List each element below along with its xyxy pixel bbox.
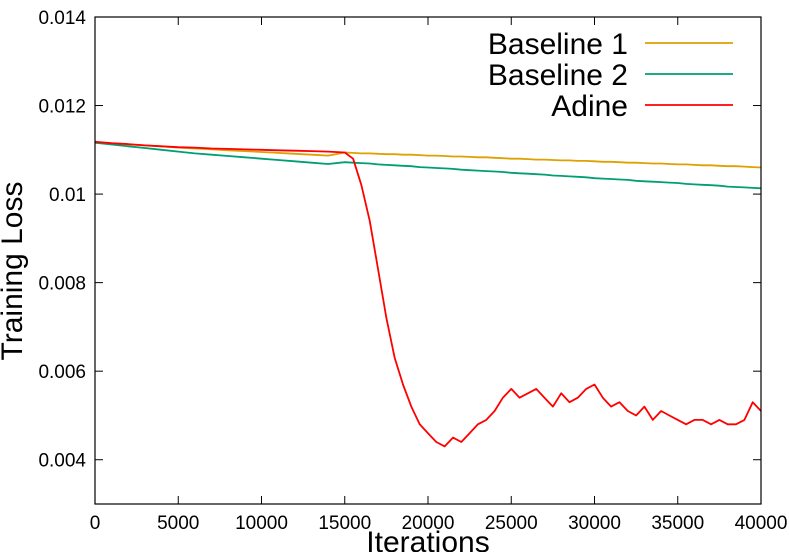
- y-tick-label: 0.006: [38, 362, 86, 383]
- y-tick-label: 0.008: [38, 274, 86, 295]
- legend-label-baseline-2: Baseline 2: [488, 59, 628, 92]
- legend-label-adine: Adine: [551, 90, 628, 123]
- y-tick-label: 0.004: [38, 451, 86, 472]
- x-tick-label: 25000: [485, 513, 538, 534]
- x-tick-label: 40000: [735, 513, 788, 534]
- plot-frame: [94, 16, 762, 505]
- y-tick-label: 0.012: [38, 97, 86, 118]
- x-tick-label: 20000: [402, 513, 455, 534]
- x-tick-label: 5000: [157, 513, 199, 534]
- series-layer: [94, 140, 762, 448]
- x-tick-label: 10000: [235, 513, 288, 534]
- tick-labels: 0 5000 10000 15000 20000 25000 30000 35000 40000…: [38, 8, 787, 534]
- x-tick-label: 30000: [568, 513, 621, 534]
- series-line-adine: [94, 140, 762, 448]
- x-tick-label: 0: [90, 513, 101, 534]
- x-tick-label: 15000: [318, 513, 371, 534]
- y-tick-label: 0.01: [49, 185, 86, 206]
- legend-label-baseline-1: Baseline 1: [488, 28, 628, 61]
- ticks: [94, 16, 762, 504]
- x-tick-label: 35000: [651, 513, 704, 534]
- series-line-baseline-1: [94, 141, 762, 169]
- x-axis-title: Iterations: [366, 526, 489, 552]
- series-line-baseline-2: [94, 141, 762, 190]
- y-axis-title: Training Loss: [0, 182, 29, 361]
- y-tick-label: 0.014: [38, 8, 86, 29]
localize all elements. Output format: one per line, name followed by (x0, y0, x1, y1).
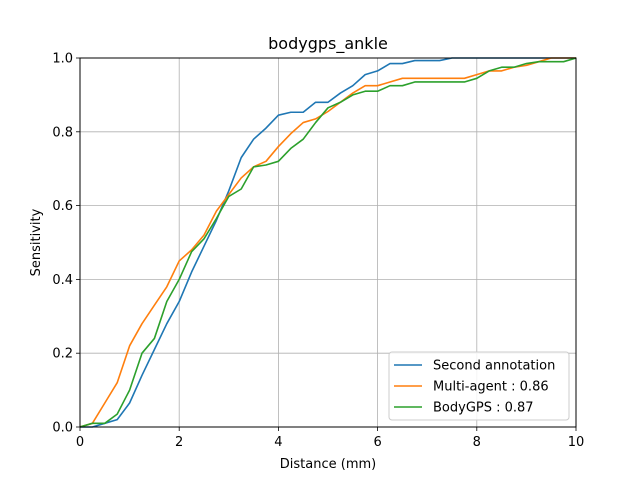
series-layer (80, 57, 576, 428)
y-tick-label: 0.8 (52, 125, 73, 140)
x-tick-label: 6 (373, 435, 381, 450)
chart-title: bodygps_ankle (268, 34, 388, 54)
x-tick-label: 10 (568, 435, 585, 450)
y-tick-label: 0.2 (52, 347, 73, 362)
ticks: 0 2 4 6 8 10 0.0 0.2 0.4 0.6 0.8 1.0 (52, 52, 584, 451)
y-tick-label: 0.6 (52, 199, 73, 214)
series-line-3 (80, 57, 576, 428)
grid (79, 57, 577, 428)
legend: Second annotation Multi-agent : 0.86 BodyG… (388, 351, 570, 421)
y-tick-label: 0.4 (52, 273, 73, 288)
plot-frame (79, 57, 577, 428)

CHALLENGE —
Can you copy out, unchanged, the lines of the entries from the one containing "- y-tick-label: 0.006: [38, 362, 86, 383]" through the one containing "- plot-frame: [94, 16, 762, 505]", with both of those lines included?

OUTPUT OF THE TASK —
- y-tick-label: 0.006: [38, 362, 86, 383]
- y-tick-label: 0.008: [38, 274, 86, 295]
- legend-label-baseline-2: Baseline 2: [488, 59, 628, 92]
- legend-label-adine: Adine: [551, 90, 628, 123]
- y-tick-label: 0.004: [38, 451, 86, 472]
- x-tick-label: 25000: [485, 513, 538, 534]
- x-tick-label: 40000: [735, 513, 788, 534]
- plot-frame: [94, 16, 762, 505]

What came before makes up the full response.